=== MATERIAL FOR THIS TASK ===
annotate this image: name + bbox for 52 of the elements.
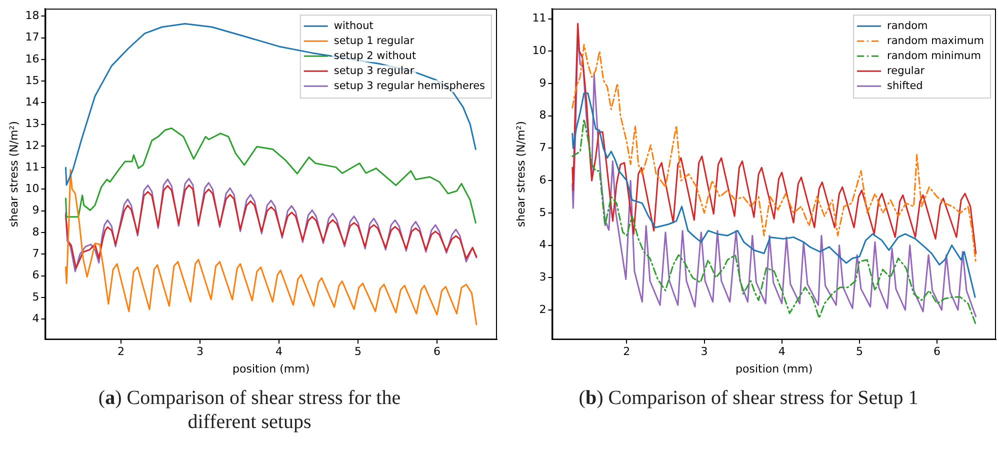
legend-label: setup 1 regular [334, 34, 415, 47]
y-tick-label: 7 [32, 247, 40, 260]
line-series [572, 118, 977, 326]
y-tick-label: 8 [32, 225, 40, 238]
y-tick-label: 17 [25, 30, 40, 44]
y-tick-label: 14 [25, 96, 40, 109]
legend-label: shifted [887, 80, 923, 92]
x-tick-label: 5 [856, 345, 863, 358]
x-tick-label: 2 [118, 345, 125, 358]
y-tick-label: 5 [32, 290, 40, 304]
x-tick-label: 3 [196, 345, 204, 358]
y-tick-label: 9 [32, 204, 40, 217]
y-tick-label: 15 [25, 74, 40, 87]
legend-label: regular [887, 64, 926, 77]
legend-label: without [334, 20, 374, 32]
legend-label: setup 2 without [334, 50, 416, 62]
y-tick-label: 12 [25, 138, 40, 152]
legend-label: random minimum [887, 50, 981, 62]
y-tick-label: 6 [539, 173, 546, 186]
y-tick-label: 9 [539, 76, 546, 90]
y-tick-label: 10 [25, 182, 40, 196]
text: (a) Comparison of shear stress for the different setups [97, 386, 402, 434]
y-axis-title: shear stress (N/m²) [7, 121, 20, 228]
y-tick-label: 2 [539, 302, 546, 316]
legend-label: random maximum [887, 34, 984, 47]
x-tick-label: 6 [433, 345, 440, 358]
x-tick-label: 6 [934, 345, 941, 358]
y-tick-label: 13 [25, 117, 40, 130]
x-tick-label: 5 [354, 345, 362, 358]
legend-label: random [887, 20, 928, 32]
y-tick-label: 3 [539, 270, 546, 284]
x-tick-label: 4 [778, 345, 786, 358]
y-tick-label: 18 [25, 9, 40, 22]
y-tick-label: 5 [539, 206, 546, 219]
y-tick-label: 11 [25, 160, 40, 174]
y-tick-label: 6 [32, 268, 40, 282]
x-tick-label: 3 [700, 345, 708, 358]
y-tick-label: 11 [532, 12, 546, 25]
x-tick-label: 2 [623, 345, 630, 358]
y-tick-label: 16 [25, 52, 40, 66]
y-tick-label: 7 [539, 141, 546, 154]
y-tick-label: 10 [532, 44, 546, 58]
text: (b) Comparison of shear stress for Setup 1 [578, 386, 920, 410]
x-axis-title: position (mm) [736, 362, 813, 376]
legend-label: setup 3 regular [334, 64, 415, 77]
legend-label: setup 3 regular hemispheres [334, 80, 486, 92]
x-tick-label: 4 [275, 345, 282, 358]
y-tick-label: 4 [539, 238, 546, 252]
y-axis-title: shear stress (N/m²) [514, 121, 528, 228]
x-axis-title: position (mm) [232, 362, 310, 376]
y-tick-label: 4 [32, 312, 40, 325]
y-tick-label: 8 [539, 108, 546, 122]
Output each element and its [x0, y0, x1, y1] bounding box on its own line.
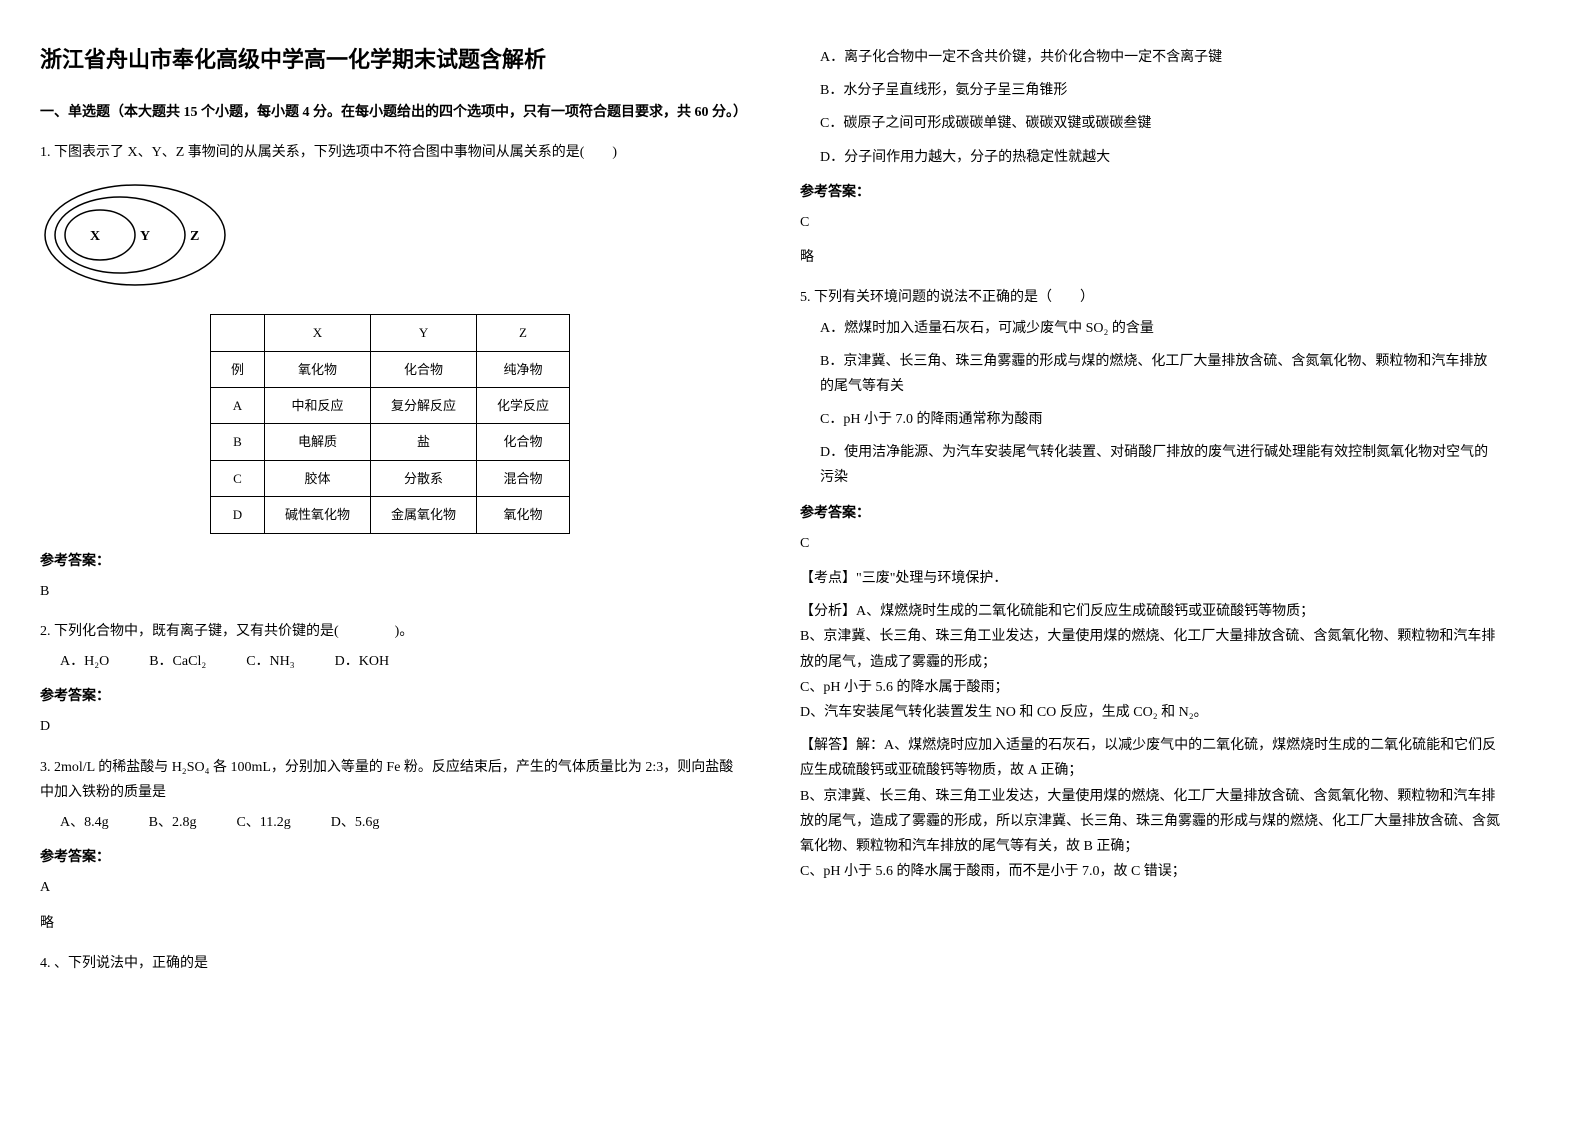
analysis-label: 【考点】: [800, 571, 856, 586]
table-cell: D: [210, 497, 264, 533]
table-cell: 混合物: [477, 460, 570, 496]
fenxi-item: A、煤燃烧时生成的二氧化硫能和它们反应生成硫酸钙或亚硫酸钙等物质；: [856, 604, 1314, 619]
table-header: Z: [477, 315, 570, 351]
question-text: 4. 、下列说法中，正确的是: [40, 951, 740, 976]
answer-text: B: [40, 579, 740, 604]
answer-label: 参考答案：: [40, 549, 740, 574]
option-d: D．使用洁净能源、为汽车安装尾气转化装置、对硝酸厂排放的废气进行碱处理能有效控制…: [820, 440, 1500, 490]
options: A、8.4g B、2.8g C、11.2g D、5.6g: [60, 810, 740, 835]
option-c: C、11.2g: [236, 810, 290, 835]
option-c: C．NH₃: [246, 649, 294, 674]
option-a: A．离子化合物中一定不含共价键，共价化合物中一定不含离子键: [820, 45, 1500, 70]
venn-label-z: Z: [190, 229, 199, 244]
table-cell: 分散系: [371, 460, 477, 496]
table-cell: 例: [210, 351, 264, 387]
jieda-item: B、京津冀、长三角、珠三角工业发达，大量使用煤的燃烧、化工厂大量排放含硫、含氮氧…: [800, 784, 1500, 860]
question-3: 3. 2mol/L 的稀盐酸与 H₂SO₄ 各 100mL，分别加入等量的 Fe…: [40, 755, 740, 836]
question-text: 1. 下图表示了 X、Y、Z 事物间的从属关系，下列选项中不符合图中事物间从属关…: [40, 140, 740, 165]
answer-label: 参考答案：: [800, 180, 1500, 205]
answer-text: A: [40, 875, 740, 900]
question-1: 1. 下图表示了 X、Y、Z 事物间的从属关系，下列选项中不符合图中事物间从属关…: [40, 140, 740, 534]
section-header: 一、单选题（本大题共 15 个小题，每小题 4 分。在每小题给出的四个选项中，只…: [40, 100, 740, 125]
table-cell: 化合物: [371, 351, 477, 387]
jieda-item: C、pH 小于 5.6 的降水属于酸雨，而不是小于 7.0，故 C 错误；: [800, 859, 1500, 884]
fenxi-item: D、汽车安装尾气转化装置发生 NO 和 CO 反应，生成 CO₂ 和 N₂。: [800, 700, 1500, 725]
table-cell: 化学反应: [477, 387, 570, 423]
venn-label-y: Y: [140, 229, 150, 244]
fenxi-item: B、京津冀、长三角、珠三角工业发达，大量使用煤的燃烧、化工厂大量排放含硫、含氮氧…: [800, 624, 1500, 674]
jieda-label: 【解答】: [800, 738, 856, 753]
page-title: 浙江省舟山市奉化高级中学高一化学期末试题含解析: [40, 40, 740, 80]
fenxi-label: 【分析】: [800, 604, 856, 619]
table-header: X: [264, 315, 370, 351]
table-cell: 盐: [371, 424, 477, 460]
option-c: C．碳原子之间可形成碳碳单键、碳碳双键或碳碳叁键: [820, 111, 1500, 136]
answer-label: 参考答案：: [40, 684, 740, 709]
right-column: A．离子化合物中一定不含共价键，共价化合物中一定不含离子键 B．水分子呈直线形，…: [800, 40, 1500, 986]
table-cell: 金属氧化物: [371, 497, 477, 533]
question-text: 3. 2mol/L 的稀盐酸与 H₂SO₄ 各 100mL，分别加入等量的 Fe…: [40, 755, 740, 805]
left-column: 浙江省舟山市奉化高级中学高一化学期末试题含解析 一、单选题（本大题共 15 个小…: [40, 40, 740, 986]
answer-note: 略: [800, 245, 1500, 270]
table-cell: 电解质: [264, 424, 370, 460]
table-cell: 复分解反应: [371, 387, 477, 423]
options: A．H₂O B．CaCl₂ C．NH₃ D．KOH: [60, 649, 740, 674]
fenxi-item: C、pH 小于 5.6 的降水属于酸雨；: [800, 675, 1500, 700]
question-2: 2. 下列化合物中，既有离子键，又有共价键的是( )。 A．H₂O B．CaCl…: [40, 619, 740, 674]
question-5: 5. 下列有关环境问题的说法不正确的是（ ） A．燃煤时加入适量石灰石，可减少废…: [800, 285, 1500, 490]
table-cell: 氧化物: [264, 351, 370, 387]
option-b: B、2.8g: [149, 810, 197, 835]
table-cell: 氧化物: [477, 497, 570, 533]
table-cell: 碱性氧化物: [264, 497, 370, 533]
table-cell: 胶体: [264, 460, 370, 496]
table-cell: B: [210, 424, 264, 460]
question-text: 2. 下列化合物中，既有离子键，又有共价键的是( )。: [40, 619, 740, 644]
option-d: D．KOH: [335, 649, 389, 674]
option-c: C．pH 小于 7.0 的降雨通常称为酸雨: [820, 407, 1500, 432]
table-header: Y: [371, 315, 477, 351]
answer-note: 略: [40, 911, 740, 936]
option-a: A、8.4g: [60, 810, 109, 835]
jieda-section: 【解答】解：A、煤燃烧时应加入适量的石灰石，以减少废气中的二氧化硫，煤燃烧时生成…: [800, 733, 1500, 884]
option-a: A．H₂O: [60, 649, 109, 674]
answer-label: 参考答案：: [40, 845, 740, 870]
table-cell: A: [210, 387, 264, 423]
venn-diagram: X Y Z: [40, 180, 740, 299]
table-cell: C: [210, 460, 264, 496]
question-1-table: X Y Z 例 氧化物 化合物 纯净物 A 中和反应 复分解反应 化学反应 B …: [210, 314, 570, 533]
q4-options: A．离子化合物中一定不含共价键，共价化合物中一定不含离子键 B．水分子呈直线形，…: [820, 45, 1500, 170]
option-a: A．燃煤时加入适量石灰石，可减少废气中 SO₂ 的含量: [820, 316, 1500, 341]
option-d: D．分子间作用力越大，分子的热稳定性就越大: [820, 145, 1500, 170]
table-cell: 中和反应: [264, 387, 370, 423]
question-4: 4. 、下列说法中，正确的是: [40, 951, 740, 976]
table-cell: 化合物: [477, 424, 570, 460]
question-text: 5. 下列有关环境问题的说法不正确的是（ ）: [800, 285, 1500, 310]
jieda-item: 解：A、煤燃烧时应加入适量的石灰石，以减少废气中的二氧化硫，煤燃烧时生成的二氧化…: [800, 738, 1496, 778]
analysis-topic: 【考点】"三废"处理与环境保护．: [800, 566, 1500, 591]
answer-text: C: [800, 210, 1500, 235]
option-b: B．京津冀、长三角、珠三角雾霾的形成与煤的燃烧、化工厂大量排放含硫、含氮氧化物、…: [820, 349, 1500, 399]
option-b: B．CaCl₂: [149, 649, 206, 674]
options: A．燃煤时加入适量石灰石，可减少废气中 SO₂ 的含量 B．京津冀、长三角、珠三…: [820, 316, 1500, 491]
answer-text: D: [40, 714, 740, 739]
table-header: [210, 315, 264, 351]
option-b: B．水分子呈直线形，氨分子呈三角锥形: [820, 78, 1500, 103]
answer-text: C: [800, 531, 1500, 556]
table-cell: 纯净物: [477, 351, 570, 387]
analysis-text: "三废"处理与环境保护．: [856, 571, 1007, 586]
answer-label: 参考答案：: [800, 501, 1500, 526]
venn-label-x: X: [90, 229, 100, 244]
option-d: D、5.6g: [331, 810, 380, 835]
fenxi-section: 【分析】A、煤燃烧时生成的二氧化硫能和它们反应生成硫酸钙或亚硫酸钙等物质； B、…: [800, 599, 1500, 725]
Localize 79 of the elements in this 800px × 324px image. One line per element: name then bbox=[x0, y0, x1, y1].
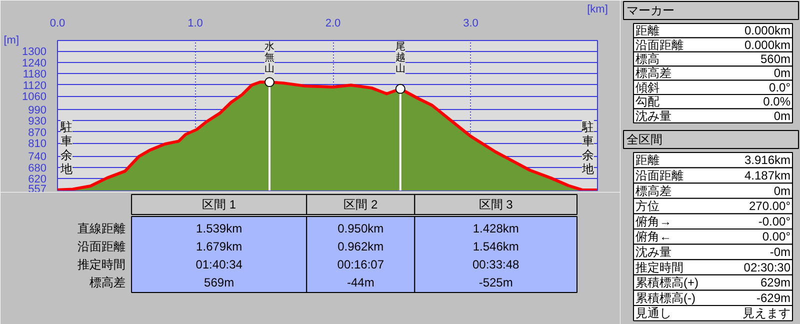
x-tick-label: 1.0 bbox=[188, 18, 203, 30]
text: 01:40:34 bbox=[196, 258, 243, 272]
y-tick-label: 1060 bbox=[22, 91, 47, 104]
text: 0.00° bbox=[762, 230, 791, 244]
text: 累積標高(+) bbox=[636, 276, 699, 290]
text: 569m bbox=[204, 276, 234, 290]
text: 1.539km bbox=[196, 222, 242, 236]
ref-line-label: 水無山 bbox=[264, 40, 275, 74]
text: 沈み量 bbox=[636, 244, 672, 259]
y-tick-label: 1240 bbox=[22, 57, 47, 70]
text: 距離 bbox=[636, 24, 660, 38]
text: 標高 bbox=[636, 52, 660, 66]
text: 沿面距離 bbox=[636, 168, 684, 182]
text: 0.000km bbox=[744, 24, 791, 38]
x-tick-label: 2.0 bbox=[325, 18, 341, 30]
text: 0m bbox=[774, 108, 791, 123]
y-tick-label: 810 bbox=[28, 138, 47, 150]
text: 沿面距離 bbox=[77, 240, 126, 254]
text: マーカー bbox=[626, 4, 674, 18]
text: 00:16:07 bbox=[337, 258, 384, 272]
text: 00:33:48 bbox=[472, 258, 520, 272]
text: 0.0° bbox=[769, 80, 791, 94]
x-tick-label: 0.0 bbox=[50, 18, 66, 30]
text: 標高差 bbox=[89, 276, 126, 290]
y-tick-label: 1180 bbox=[22, 68, 46, 81]
text: 区間 3 bbox=[478, 198, 514, 212]
text: 俯角← bbox=[636, 230, 672, 244]
text: -0m bbox=[770, 244, 791, 259]
text: 距離 bbox=[636, 153, 660, 168]
text: 0.950km bbox=[338, 222, 384, 236]
y-tick-label: 740 bbox=[28, 151, 47, 164]
text: 0.000km bbox=[744, 38, 791, 52]
text: 270.00° bbox=[749, 199, 791, 214]
text: 1.546km bbox=[472, 240, 519, 254]
text: 0m bbox=[774, 66, 791, 80]
y-axis-title: [m] bbox=[4, 34, 20, 46]
y-tick-label: 930 bbox=[28, 116, 47, 128]
text: 傾斜 bbox=[636, 80, 660, 94]
text: 0.0% bbox=[763, 94, 791, 109]
text: 3.916km bbox=[744, 153, 791, 168]
annotation: 駐車余地 bbox=[60, 120, 72, 176]
text: 方位 bbox=[636, 199, 660, 214]
text: 推定時間 bbox=[77, 258, 126, 272]
text: 俯角→ bbox=[636, 214, 672, 228]
text: 629m bbox=[760, 276, 791, 290]
text: 沿面距離 bbox=[636, 38, 684, 52]
text: 区間 1 bbox=[202, 198, 236, 212]
y-tick-label: 1300 bbox=[22, 46, 47, 58]
annotation: 駐車余地 bbox=[580, 120, 594, 176]
text: 標高差 bbox=[636, 66, 672, 80]
text: 見えます bbox=[742, 306, 790, 320]
text: 直線距離 bbox=[77, 222, 126, 236]
text: 1.428km bbox=[472, 222, 519, 236]
text: 02:30:30 bbox=[744, 260, 791, 274]
text: 4.187km bbox=[744, 168, 791, 182]
text: 沈み量 bbox=[636, 108, 672, 123]
text: 累積標高(-) bbox=[636, 290, 696, 305]
x-tick-label: 3.0 bbox=[463, 18, 478, 30]
text: 0.962km bbox=[338, 240, 384, 254]
ref-line-label: 尾越山 bbox=[395, 42, 406, 74]
y-tick-label: 1120 bbox=[22, 80, 46, 92]
text: 標高差 bbox=[636, 184, 672, 198]
y-tick-label: 870 bbox=[28, 126, 47, 139]
text: 勾配 bbox=[636, 94, 660, 109]
text: 560m bbox=[760, 52, 791, 66]
text: -525m bbox=[478, 276, 513, 290]
text: -629m bbox=[756, 290, 791, 305]
text: 見通し bbox=[636, 306, 672, 320]
y-tick-label: 680 bbox=[28, 162, 47, 174]
text: 推定時間 bbox=[636, 260, 684, 274]
text: 区間 2 bbox=[344, 198, 378, 212]
text: -0.00° bbox=[758, 214, 791, 228]
text: -44m bbox=[346, 276, 374, 290]
text: 全区間 bbox=[626, 132, 662, 146]
x-axis-title: [km] bbox=[587, 4, 608, 16]
text: 0m bbox=[774, 184, 791, 198]
y-tick-label: 620 bbox=[28, 174, 47, 186]
y-tick-label: 990 bbox=[28, 104, 47, 116]
text: 1.679km bbox=[196, 240, 242, 254]
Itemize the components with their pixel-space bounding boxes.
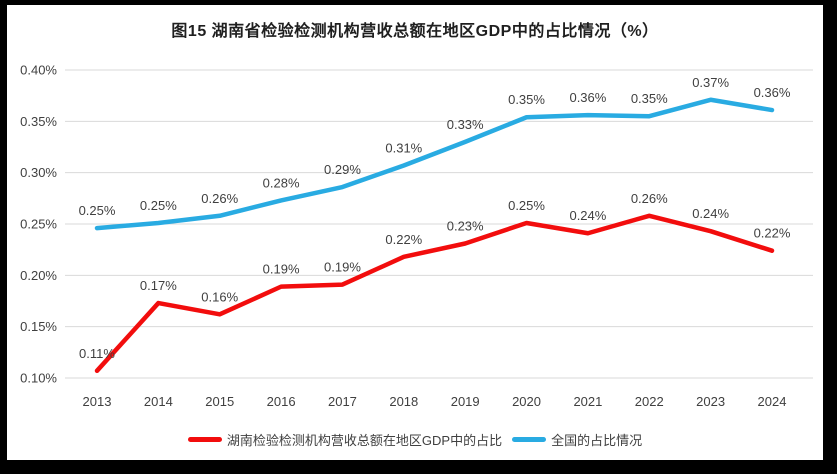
===
TASK REQUIREMENTS: Copy out the lines from the one with "x-tick-label: 1.0 bbox=[188, 18, 203, 30]" up to and including the one with "text: 00:33:48 bbox=[472, 258, 520, 272]", renaming "x-tick-label" to "x-axis-tick" and leaving everything else unchanged.

RESPONSE TO THIS TASK:
x-axis-tick: 1.0 bbox=[188, 18, 203, 30]
text: 01:40:34 bbox=[196, 258, 243, 272]
y-tick-label: 1060 bbox=[22, 91, 47, 104]
text: 0.00° bbox=[762, 230, 791, 244]
text: 累積標高(+) bbox=[636, 276, 699, 290]
text: 569m bbox=[204, 276, 234, 290]
text: 1.539km bbox=[196, 222, 242, 236]
ref-line-label: 水無山 bbox=[264, 40, 275, 74]
text: 沈み量 bbox=[636, 244, 672, 259]
y-tick-label: 1240 bbox=[22, 57, 47, 70]
text: 距離 bbox=[636, 24, 660, 38]
text: 標高 bbox=[636, 52, 660, 66]
text: 沿面距離 bbox=[636, 168, 684, 182]
text: 0.000km bbox=[744, 24, 791, 38]
x-axis-tick: 2.0 bbox=[325, 18, 341, 30]
text: 0m bbox=[774, 108, 791, 123]
y-tick-label: 810 bbox=[28, 138, 47, 150]
text: 沿面距離 bbox=[77, 240, 126, 254]
text: マーカー bbox=[626, 4, 674, 18]
text: 00:16:07 bbox=[337, 258, 384, 272]
text: 00:33:48 bbox=[472, 258, 520, 272]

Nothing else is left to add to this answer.